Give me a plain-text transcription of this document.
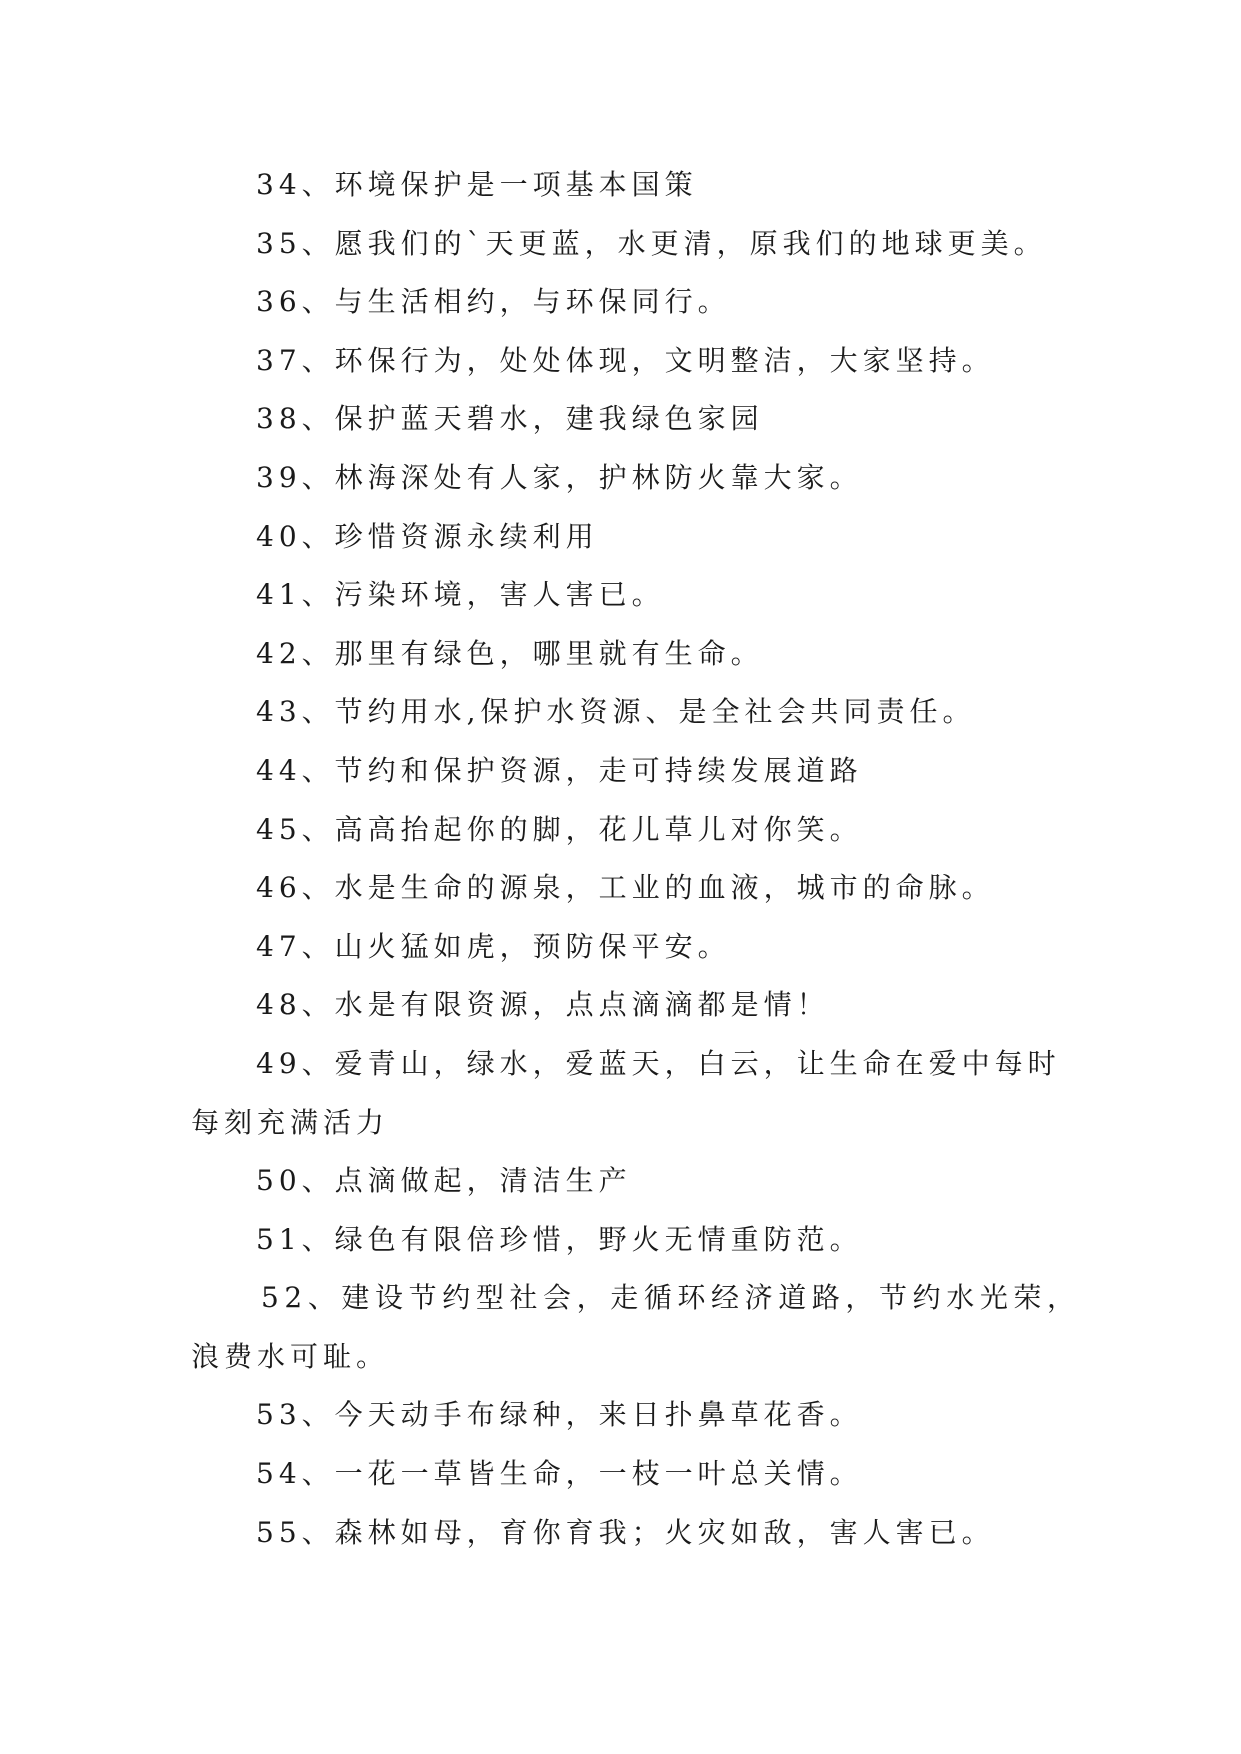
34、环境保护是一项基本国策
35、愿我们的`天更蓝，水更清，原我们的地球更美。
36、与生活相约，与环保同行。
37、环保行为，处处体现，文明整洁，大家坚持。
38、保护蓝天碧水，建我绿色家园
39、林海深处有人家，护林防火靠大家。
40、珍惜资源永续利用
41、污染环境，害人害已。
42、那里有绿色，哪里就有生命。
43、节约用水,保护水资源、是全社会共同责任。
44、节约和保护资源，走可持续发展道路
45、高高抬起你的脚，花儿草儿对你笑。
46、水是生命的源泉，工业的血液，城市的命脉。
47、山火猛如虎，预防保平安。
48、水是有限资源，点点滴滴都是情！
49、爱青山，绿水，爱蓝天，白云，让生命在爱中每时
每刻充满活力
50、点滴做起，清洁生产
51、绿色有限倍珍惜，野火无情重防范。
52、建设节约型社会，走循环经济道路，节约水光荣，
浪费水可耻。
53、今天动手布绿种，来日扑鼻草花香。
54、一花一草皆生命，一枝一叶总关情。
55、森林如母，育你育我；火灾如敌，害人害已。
————
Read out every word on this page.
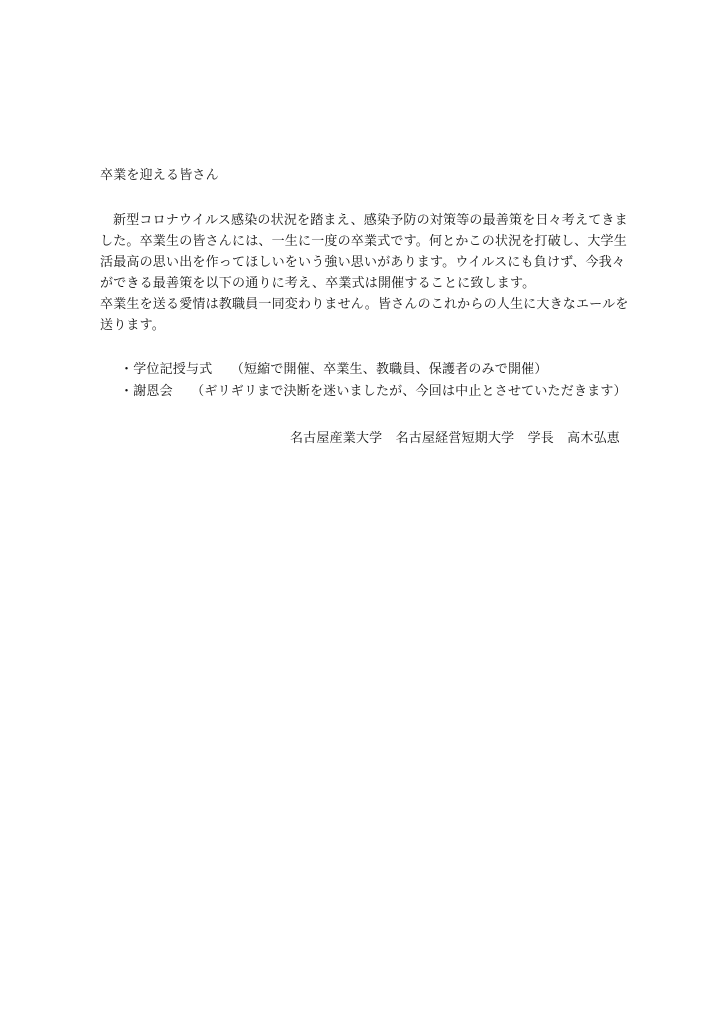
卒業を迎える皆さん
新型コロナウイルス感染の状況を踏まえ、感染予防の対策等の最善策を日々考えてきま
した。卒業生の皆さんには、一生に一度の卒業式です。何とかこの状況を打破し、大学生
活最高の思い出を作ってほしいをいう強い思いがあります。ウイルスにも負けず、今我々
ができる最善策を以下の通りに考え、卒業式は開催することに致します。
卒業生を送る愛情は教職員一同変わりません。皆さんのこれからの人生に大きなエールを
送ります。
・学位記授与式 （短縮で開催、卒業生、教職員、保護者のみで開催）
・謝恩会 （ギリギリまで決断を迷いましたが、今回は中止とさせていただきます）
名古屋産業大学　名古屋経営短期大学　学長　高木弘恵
————
Instructions for the task -> Reply with only the number of lines in the material above where the string "this" appears.

Result of the task -> 2